Where a line below holds the string "structured", copy that line.

● Data extract:
— start —
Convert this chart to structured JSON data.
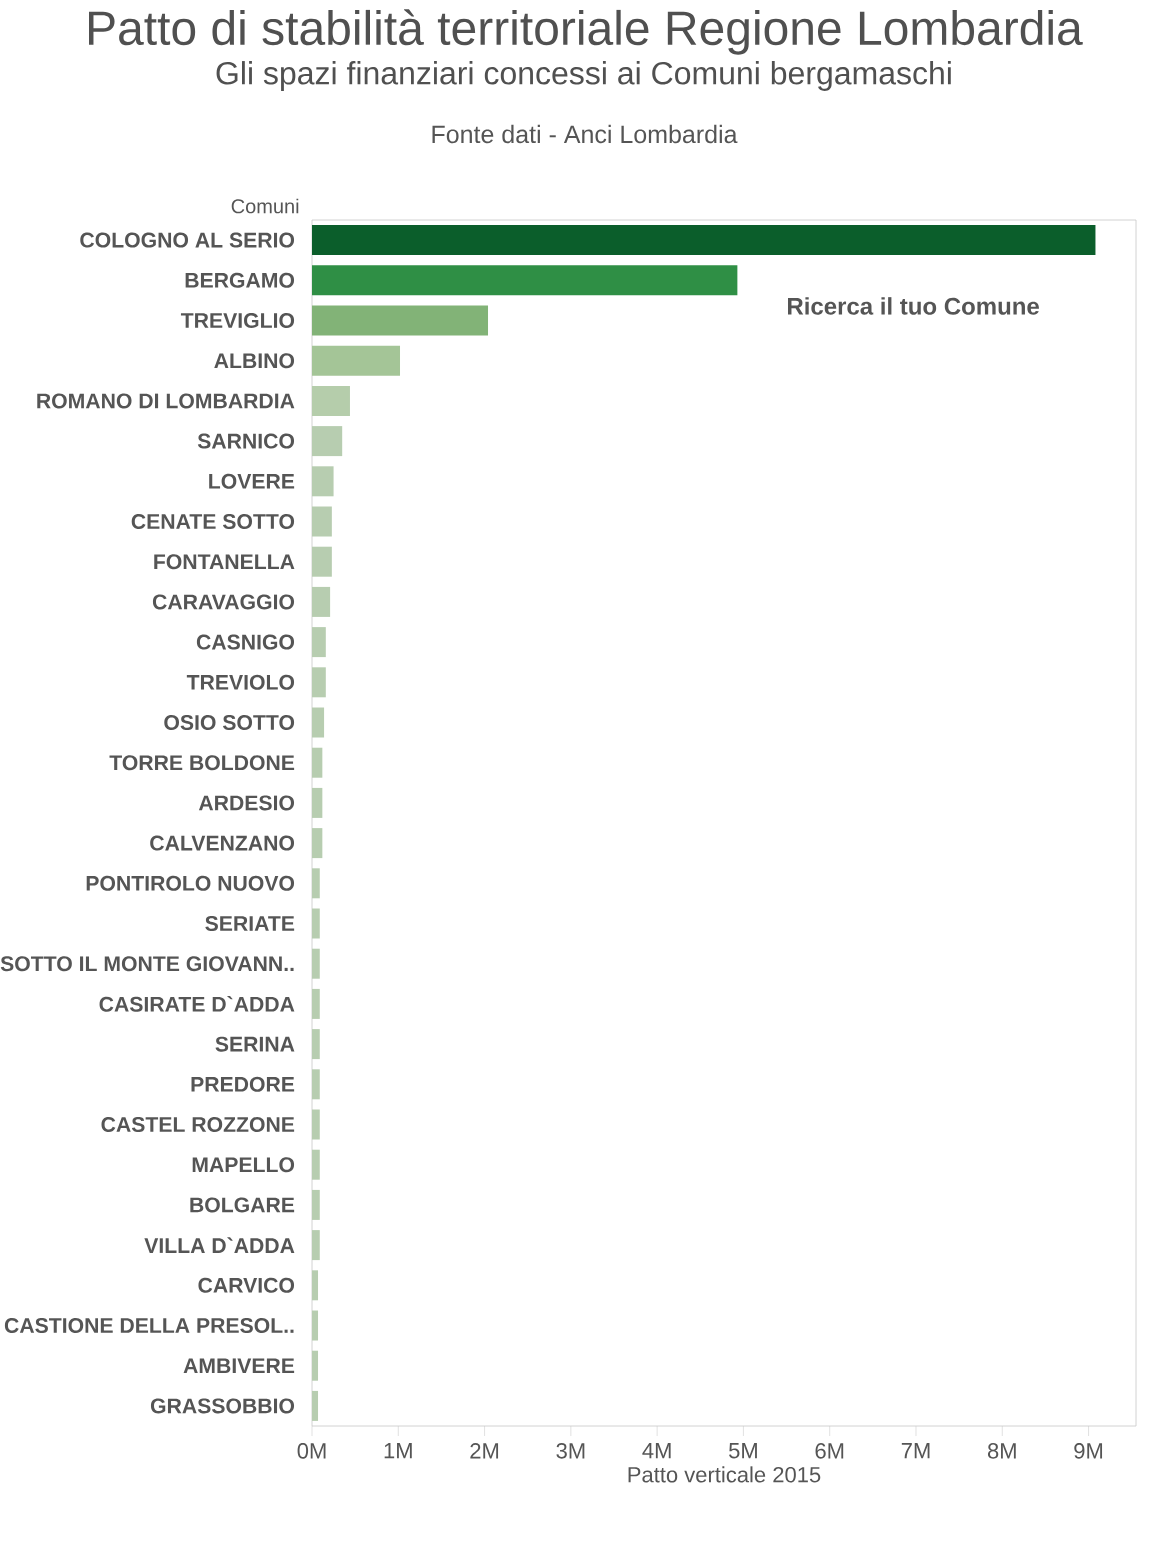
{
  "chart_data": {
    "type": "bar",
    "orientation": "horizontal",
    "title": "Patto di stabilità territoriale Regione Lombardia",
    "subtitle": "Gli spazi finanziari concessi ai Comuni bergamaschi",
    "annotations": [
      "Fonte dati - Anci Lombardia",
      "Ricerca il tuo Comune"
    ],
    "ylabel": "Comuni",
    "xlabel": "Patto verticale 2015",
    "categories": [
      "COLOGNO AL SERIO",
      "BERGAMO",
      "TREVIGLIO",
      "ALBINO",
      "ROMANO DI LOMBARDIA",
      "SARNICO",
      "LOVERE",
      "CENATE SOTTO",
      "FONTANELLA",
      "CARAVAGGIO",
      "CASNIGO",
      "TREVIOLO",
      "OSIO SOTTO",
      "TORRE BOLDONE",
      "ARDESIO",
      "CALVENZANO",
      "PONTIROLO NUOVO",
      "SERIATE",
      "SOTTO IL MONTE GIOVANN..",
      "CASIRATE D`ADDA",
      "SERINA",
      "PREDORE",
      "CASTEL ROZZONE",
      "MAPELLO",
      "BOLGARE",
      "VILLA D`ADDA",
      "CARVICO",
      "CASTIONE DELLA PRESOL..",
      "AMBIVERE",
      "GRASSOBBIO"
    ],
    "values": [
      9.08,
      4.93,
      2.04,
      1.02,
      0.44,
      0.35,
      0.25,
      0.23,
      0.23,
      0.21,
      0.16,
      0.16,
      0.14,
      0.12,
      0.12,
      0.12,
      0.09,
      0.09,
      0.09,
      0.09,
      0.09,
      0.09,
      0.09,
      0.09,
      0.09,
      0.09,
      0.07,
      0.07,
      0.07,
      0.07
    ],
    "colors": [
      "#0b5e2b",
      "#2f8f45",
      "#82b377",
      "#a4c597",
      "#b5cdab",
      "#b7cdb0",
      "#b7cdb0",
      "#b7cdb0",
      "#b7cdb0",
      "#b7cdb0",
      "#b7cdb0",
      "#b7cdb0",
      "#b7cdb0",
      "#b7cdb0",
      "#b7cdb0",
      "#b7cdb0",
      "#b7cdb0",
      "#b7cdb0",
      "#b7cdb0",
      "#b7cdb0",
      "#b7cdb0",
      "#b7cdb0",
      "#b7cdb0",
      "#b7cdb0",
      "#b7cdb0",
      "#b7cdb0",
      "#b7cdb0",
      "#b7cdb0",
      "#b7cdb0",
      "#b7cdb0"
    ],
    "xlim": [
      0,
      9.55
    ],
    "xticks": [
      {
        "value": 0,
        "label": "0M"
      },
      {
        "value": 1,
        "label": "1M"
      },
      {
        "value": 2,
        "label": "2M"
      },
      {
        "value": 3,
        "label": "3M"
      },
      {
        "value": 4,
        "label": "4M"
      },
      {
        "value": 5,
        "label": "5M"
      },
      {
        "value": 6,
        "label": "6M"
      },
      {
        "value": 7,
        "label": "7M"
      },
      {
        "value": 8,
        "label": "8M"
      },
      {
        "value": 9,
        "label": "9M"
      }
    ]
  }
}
— end —
— start —
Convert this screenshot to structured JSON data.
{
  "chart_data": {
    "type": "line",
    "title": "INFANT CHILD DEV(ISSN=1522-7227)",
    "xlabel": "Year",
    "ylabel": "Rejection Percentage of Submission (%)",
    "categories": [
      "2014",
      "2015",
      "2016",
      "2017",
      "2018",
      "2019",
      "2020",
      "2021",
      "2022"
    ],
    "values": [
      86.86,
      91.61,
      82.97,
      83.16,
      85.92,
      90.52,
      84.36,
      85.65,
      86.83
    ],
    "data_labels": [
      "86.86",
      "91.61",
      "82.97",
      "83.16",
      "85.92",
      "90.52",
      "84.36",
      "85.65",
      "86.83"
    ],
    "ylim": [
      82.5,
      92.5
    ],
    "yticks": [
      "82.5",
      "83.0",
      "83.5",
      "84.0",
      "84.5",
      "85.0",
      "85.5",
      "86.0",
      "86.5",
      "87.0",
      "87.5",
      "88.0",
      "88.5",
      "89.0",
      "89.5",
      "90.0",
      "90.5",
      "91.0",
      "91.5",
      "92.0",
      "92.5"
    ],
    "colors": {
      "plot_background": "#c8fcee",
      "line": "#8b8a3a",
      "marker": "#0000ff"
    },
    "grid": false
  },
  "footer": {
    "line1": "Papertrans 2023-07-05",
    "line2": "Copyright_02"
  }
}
— end —
● Written response:
Convert this chart to structured JSON data.
Convert this screenshot to structured JSON data.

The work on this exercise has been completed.